▶ [Given information]
━━━━━━━━
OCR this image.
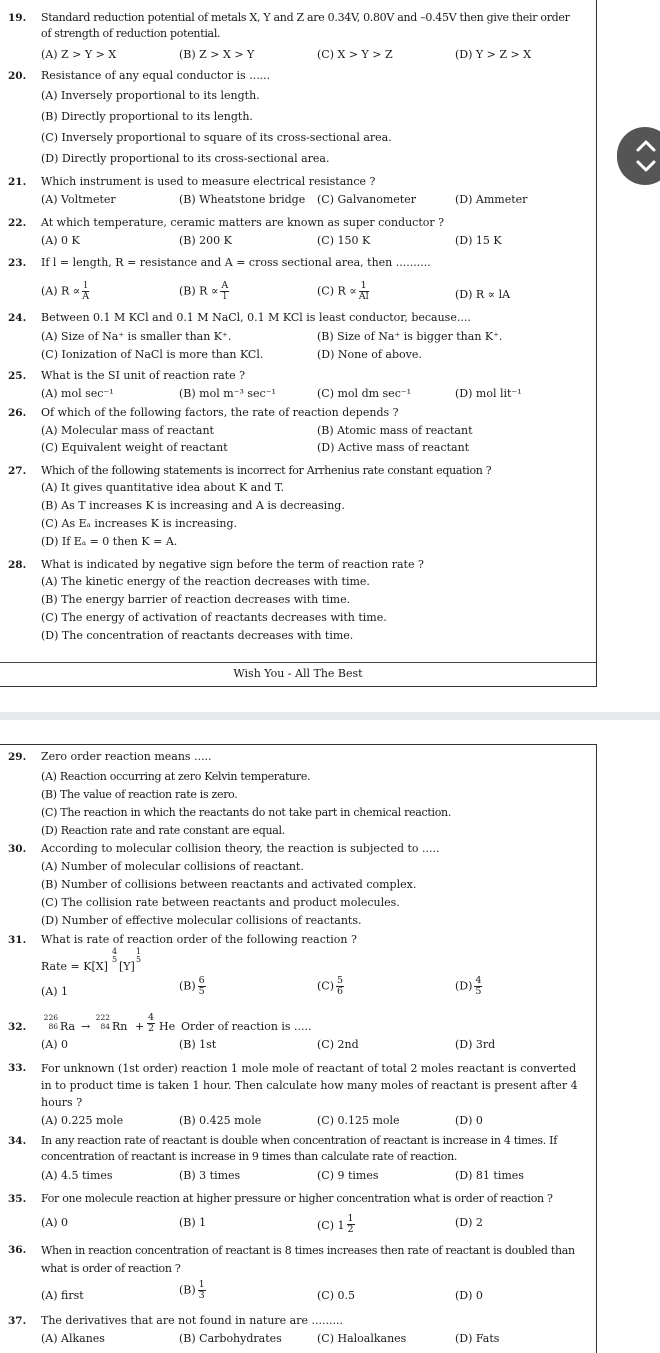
19. Standard reduction potential of metals X, Y and Z are 0.34V, 0.80V and –0.45V then give their order of strength of reduction potential.
(A) Z > Y > X	(B) Z > X > Y	(C) X > Y > Z	(D) Y > Z > X
20. Resistance of any equal conductor is ......
(A) Inversely proportional to its length.
(B) Directly proportional to its length.
(C) Inversely proportional to square of its cross-sectional area.
(D) Directly proportional to its cross-sectional area.
21. Which instrument is used to measure electrical resistance ?
(A) Voltmeter	(B) Wheatstone bridge (C) Galvanometer	(D) Ammeter
22. At which temperature, ceramic matters are known as super conductor ?
(A) 0 K	(B) 200 K	(C) 150 K	(D) 15 K
23. If l = length, R = resistance and A = cross sectional area, then ..........
(A) $R \propto \frac{l}{A}$	(B) $R \propto \frac{A}{l}$	(C) $R \propto \frac{1}{Al}$	(D) R ∝ lA
24. Between 0.1 M KCl and 0.1 M NaCl, 0.1 M KCl is least conductor, because....
(A) Size of Na⁺ is smaller than K⁺.	(B) Size of Na⁺ is bigger than K⁺.
(C) Ionization of NaCl is more than KCl.	(D) None of above.
25. What is the SI unit of reaction rate ?
(A) mol sec⁻¹	(B) mol m⁻³ sec⁻¹	(C) mol dm sec⁻¹	(D) mol lit⁻¹
26. Of which of the following factors, the rate of reaction depends ?
(A) Molecular mass of reactant	(B) Atomic mass of reactant
(C) Equivalent weight of reactant	(D) Active mass of reactant
27. Which of the following statements is incorrect for Arrhenius rate constant equation ?
(A) It gives quantitative idea about K and T.
(B) As T increases K is increasing and A is decreasing.
(C) As Eₐ increases K is increasing.
(D) If Eₐ = 0 then K = A.
28. What is indicated by negative sign before the term of reaction rate ?
(A) The kinetic energy of the reaction decreases with time.
(B) The energy barrier of reaction decreases with time.
(C) The energy of activation of reactants decreases with time.
(D) The concentration of reactants decreases with time.
Wish You - All The Best
29. Zero order reaction means .....
(A) Reaction occurring at zero Kelvin temperature.
(B) The value of reaction rate is zero.
(C) The reaction in which the reactants do not take part in chemical reaction.
(D) Reaction rate and rate constant are equal.
30. According to molecular collision theory, the reaction is subjected to .....
(A) Number of molecular collisions of reactant.
(B) Number of collisions between reactants and activated complex.
(C) The collision rate between reactants and product molecules.
(D) Number of effective molecular collisions of reactants.
31. What is rate of reaction order of the following reaction ?
Rate = K[X]
4
5
[Y]
1
5
(A) 1	$(B) \frac{6}{5}$	$(C) \frac{5}{6}$	$(D) \frac{4}{5}$
32.
226
86 Ra →
222
84 $Rn + \frac{4}{2}$ He Order of reaction is .....
(A) 0	(B) 1st	(C) 2nd	(D) 3rd
33. For unknown (1st order) reaction 1 mole mole of reactant of total 2 moles reactant is converted in to product time is taken 1 hour. Then calculate how many moles of reactant is present after 4 hours ?
(A) 0.225 mole	(B) 0.425 mole	(C) 0.125 mole	(D) 0
34. In any reaction rate of reactant is double when concentration of reactant is increase in 4 times. If concentration of reactant is increase in 9 times than calculate rate of reaction.
(A) 4.5 times	(B) 3 times	(C) 9 times	(D) 81 times
35. For one molecule reaction at higher pressure or higher concentration what is order of reaction ?
(A) 0	(B) 1	(C) $1 \frac{1}{2}$	(D) 2
36. When in reaction concentration of reactant is 8 times increases then rate of reactant is doubled than what is order of reaction ?
(A) first	$(B) \frac{1}{3}$	(C) 0.5	(D) 0
37. The derivatives that are not found in nature are .........
(A) Alkanes	(B) Carbohydrates	(C) Haloalkanes	(D) Fats
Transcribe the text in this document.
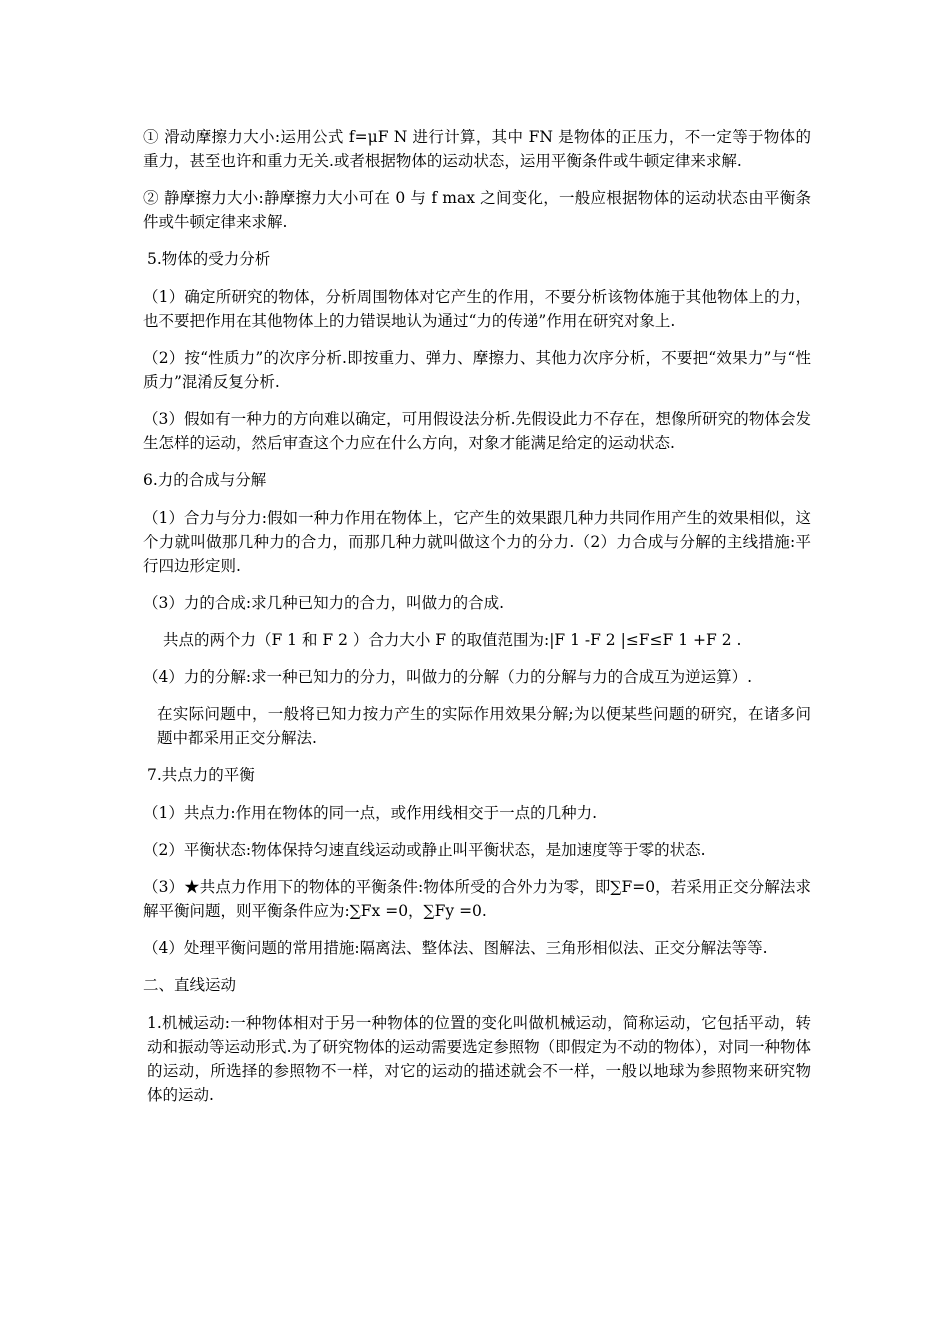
① 滑动摩擦力大小:运用公式 f=μF N 进行计算，其中 FN 是物体的正压力，不一定等于物体的重力，甚至也许和重力无关.或者根据物体的运动状态，运用平衡条件或牛顿定律来求解.

② 静摩擦力大小:静摩擦力大小可在 0 与 f max 之间变化，一般应根据物体的运动状态由平衡条件或牛顿定律来求解.

5.物体的受力分析

（1）确定所研究的物体，分析周围物体对它产生的作用，不要分析该物体施于其他物体上的力，也不要把作用在其他物体上的力错误地认为通过“力的传递”作用在研究对象上.

（2）按“性质力”的次序分析.即按重力、弹力、摩擦力、其他力次序分析，不要把“效果力”与“性质力”混淆反复分析.

（3）假如有一种力的方向难以确定，可用假设法分析.先假设此力不存在，想像所研究的物体会发生怎样的运动，然后审查这个力应在什么方向，对象才能满足给定的运动状态.

6.力的合成与分解

（1）合力与分力:假如一种力作用在物体上，它产生的效果跟几种力共同作用产生的效果相似，这个力就叫做那几种力的合力，而那几种力就叫做这个力的分力.（2）力合成与分解的主线措施:平行四边形定则.

（3）力的合成:求几种已知力的合力，叫做力的合成.

共点的两个力（F 1 和 F 2 ）合力大小 F 的取值范围为:|F 1 -F 2 |≤F≤F 1 +F 2 .

（4）力的分解:求一种已知力的分力，叫做力的分解（力的分解与力的合成互为逆运算）.

在实际问题中，一般将已知力按力产生的实际作用效果分解;为以便某些问题的研究，在诸多问题中都采用正交分解法.

7.共点力的平衡

（1）共点力:作用在物体的同一点，或作用线相交于一点的几种力.

（2）平衡状态:物体保持匀速直线运动或静止叫平衡状态，是加速度等于零的状态.

（3）★共点力作用下的物体的平衡条件:物体所受的合外力为零，即∑F=0，若采用正交分解法求解平衡问题，则平衡条件应为:∑Fx =0，∑Fy =0.

（4）处理平衡问题的常用措施:隔离法、整体法、图解法、三角形相似法、正交分解法等等.

二、直线运动

1.机械运动:一种物体相对于另一种物体的位置的变化叫做机械运动，简称运动，它包括平动，转动和振动等运动形式.为了研究物体的运动需要选定参照物（即假定为不动的物体），对同一种物体的运动，所选择的参照物不一样，对它的运动的描述就会不一样，一般以地球为参照物来研究物体的运动.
━━━━━━━━
▶ [What is expected] Do not include the images; transcribe the rest of the listing exactly.

▶ [Solution to the problem]
OCR this image.
19. Standard reduction potential of metals X, Y and Z are 0.34V, 0.80V and –0.45V then give their order of strength of reduction potential.
(A) Z > Y > X	(B) Z > X > Y	(C) X > Y > Z	(D) Y > Z > X
20. Resistance of any equal conductor is ......
(A) Inversely proportional to its length.
(B) Directly proportional to its length.
(C) Inversely proportional to square of its cross-sectional area.
(D) Directly proportional to its cross-sectional area.
21. Which instrument is used to measure electrical resistance ?
(A) Voltmeter	(B) Wheatstone bridge (C) Galvanometer	(D) Ammeter
22. At which temperature, ceramic matters are known as super conductor ?
(A) 0 K	(B) 200 K	(C) 150 K	(D) 15 K
23. If l = length, R = resistance and A = cross sectional area, then ..........
(A) $R \propto \frac{l}{A}$	(B) $R \propto \frac{A}{l}$	(C) $R \propto \frac{1}{Al}$	(D) R ∝ lA
24. Between 0.1 M KCl and 0.1 M NaCl, 0.1 M KCl is least conductor, because....
(A) Size of Na⁺ is smaller than K⁺.	(B) Size of Na⁺ is bigger than K⁺.
(C) Ionization of NaCl is more than KCl.	(D) None of above.
25. What is the SI unit of reaction rate ?
(A) mol sec⁻¹	(B) mol m⁻³ sec⁻¹	(C) mol dm sec⁻¹	(D) mol lit⁻¹
26. Of which of the following factors, the rate of reaction depends ?
(A) Molecular mass of reactant	(B) Atomic mass of reactant
(C) Equivalent weight of reactant	(D) Active mass of reactant
27. Which of the following statements is incorrect for Arrhenius rate constant equation ?
(A) It gives quantitative idea about K and T.
(B) As T increases K is increasing and A is decreasing.
(C) As Eₐ increases K is increasing.
(D) If Eₐ = 0 then K = A.
28. What is indicated by negative sign before the term of reaction rate ?
(A) The kinetic energy of the reaction decreases with time.
(B) The energy barrier of reaction decreases with time.
(C) The energy of activation of reactants decreases with time.
(D) The concentration of reactants decreases with time.
Wish You - All The Best
29. Zero order reaction means .....
(A) Reaction occurring at zero Kelvin temperature.
(B) The value of reaction rate is zero.
(C) The reaction in which the reactants do not take part in chemical reaction.
(D) Reaction rate and rate constant are equal.
30. According to molecular collision theory, the reaction is subjected to .....
(A) Number of molecular collisions of reactant.
(B) Number of collisions between reactants and activated complex.
(C) The collision rate between reactants and product molecules.
(D) Number of effective molecular collisions of reactants.
31. What is rate of reaction order of the following reaction ?
Rate = K[X]
4
5
[Y]
1
5
(A) 1	$(B) \frac{6}{5}$	$(C) \frac{5}{6}$	$(D) \frac{4}{5}$
32.
226
86 Ra →
222
84 $Rn + \frac{4}{2}$ He Order of reaction is .....
(A) 0	(B) 1st	(C) 2nd	(D) 3rd
33. For unknown (1st order) reaction 1 mole mole of reactant of total 2 moles reactant is converted in to product time is taken 1 hour. Then calculate how many moles of reactant is present after 4 hours ?
(A) 0.225 mole	(B) 0.425 mole	(C) 0.125 mole	(D) 0
34. In any reaction rate of reactant is double when concentration of reactant is increase in 4 times. If concentration of reactant is increase in 9 times than calculate rate of reaction.
(A) 4.5 times	(B) 3 times	(C) 9 times	(D) 81 times
35. For one molecule reaction at higher pressure or higher concentration what is order of reaction ?
(A) 0	(B) 1	(C) $1 \frac{1}{2}$	(D) 2
36. When in reaction concentration of reactant is 8 times increases then rate of reactant is doubled than what is order of reaction ?
(A) first	$(B) \frac{1}{3}$	(C) 0.5	(D) 0
37. The derivatives that are not found in nature are .........
(A) Alkanes	(B) Carbohydrates	(C) Haloalkanes	(D) Fats
Transcribe the text in this document.
① 滑动摩擦力大小:运用公式 f=μF N 进行计算，其中 FN 是物体的正压力，不一定等于物体的重力，甚至也许和重力无关.或者根据物体的运动状态，运用平衡条件或牛顿定律来求解.

② 静摩擦力大小:静摩擦力大小可在 0 与 f max 之间变化，一般应根据物体的运动状态由平衡条件或牛顿定律来求解.

5.物体的受力分析

（1）确定所研究的物体，分析周围物体对它产生的作用，不要分析该物体施于其他物体上的力，也不要把作用在其他物体上的力错误地认为通过“力的传递”作用在研究对象上.

（2）按“性质力”的次序分析.即按重力、弹力、摩擦力、其他力次序分析，不要把“效果力”与“性质力”混淆反复分析.

（3）假如有一种力的方向难以确定，可用假设法分析.先假设此力不存在，想像所研究的物体会发生怎样的运动，然后审查这个力应在什么方向，对象才能满足给定的运动状态.

6.力的合成与分解

（1）合力与分力:假如一种力作用在物体上，它产生的效果跟几种力共同作用产生的效果相似，这个力就叫做那几种力的合力，而那几种力就叫做这个力的分力.（2）力合成与分解的主线措施:平行四边形定则.

（3）力的合成:求几种已知力的合力，叫做力的合成.

共点的两个力（F 1 和 F 2 ）合力大小 F 的取值范围为:|F 1 -F 2 |≤F≤F 1 +F 2 .

（4）力的分解:求一种已知力的分力，叫做力的分解（力的分解与力的合成互为逆运算）.

在实际问题中，一般将已知力按力产生的实际作用效果分解;为以便某些问题的研究，在诸多问题中都采用正交分解法.

7.共点力的平衡

（1）共点力:作用在物体的同一点，或作用线相交于一点的几种力.

（2）平衡状态:物体保持匀速直线运动或静止叫平衡状态，是加速度等于零的状态.

（3）★共点力作用下的物体的平衡条件:物体所受的合外力为零，即∑F=0，若采用正交分解法求解平衡问题，则平衡条件应为:∑Fx =0，∑Fy =0.

（4）处理平衡问题的常用措施:隔离法、整体法、图解法、三角形相似法、正交分解法等等.

二、直线运动

1.机械运动:一种物体相对于另一种物体的位置的变化叫做机械运动，简称运动，它包括平动，转动和振动等运动形式.为了研究物体的运动需要选定参照物（即假定为不动的物体），对同一种物体的运动，所选择的参照物不一样，对它的运动的描述就会不一样，一般以地球为参照物来研究物体的运动.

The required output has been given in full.